### The request
Sort through the data and copy the lines holding the word "tickets".

### Material provided

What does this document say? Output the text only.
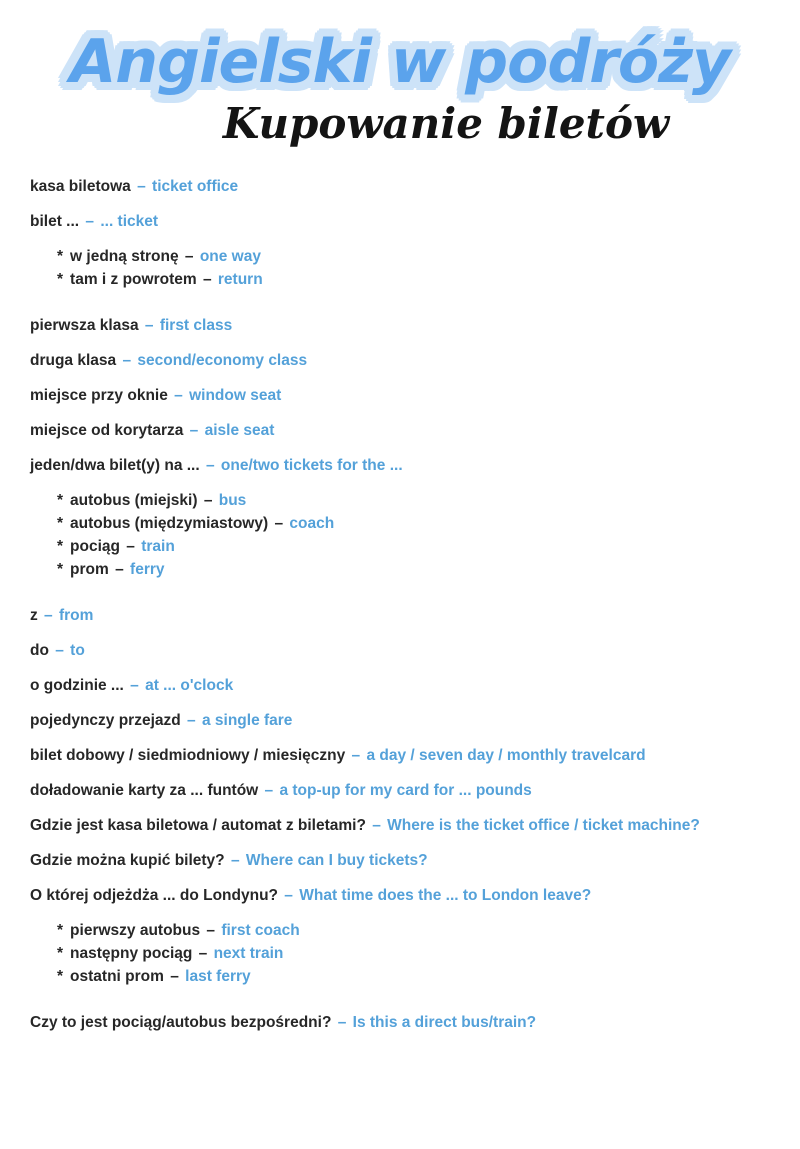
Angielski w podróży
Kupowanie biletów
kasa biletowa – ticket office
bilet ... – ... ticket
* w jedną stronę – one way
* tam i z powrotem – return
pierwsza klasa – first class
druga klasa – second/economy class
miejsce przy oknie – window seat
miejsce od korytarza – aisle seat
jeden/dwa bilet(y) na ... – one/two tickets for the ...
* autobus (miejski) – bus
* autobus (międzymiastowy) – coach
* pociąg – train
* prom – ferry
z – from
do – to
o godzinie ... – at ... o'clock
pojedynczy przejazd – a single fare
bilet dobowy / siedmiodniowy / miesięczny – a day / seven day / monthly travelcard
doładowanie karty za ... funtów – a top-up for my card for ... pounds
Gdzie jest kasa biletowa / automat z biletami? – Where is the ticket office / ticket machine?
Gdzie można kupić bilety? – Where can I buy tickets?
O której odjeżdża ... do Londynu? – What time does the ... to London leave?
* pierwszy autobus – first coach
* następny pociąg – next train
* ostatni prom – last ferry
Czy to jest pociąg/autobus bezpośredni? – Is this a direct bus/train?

### Response to this exercise
jeden/dwa bilet(y) na ... – one/two tickets for the ...
Gdzie można kupić bilety? – Where can I buy tickets?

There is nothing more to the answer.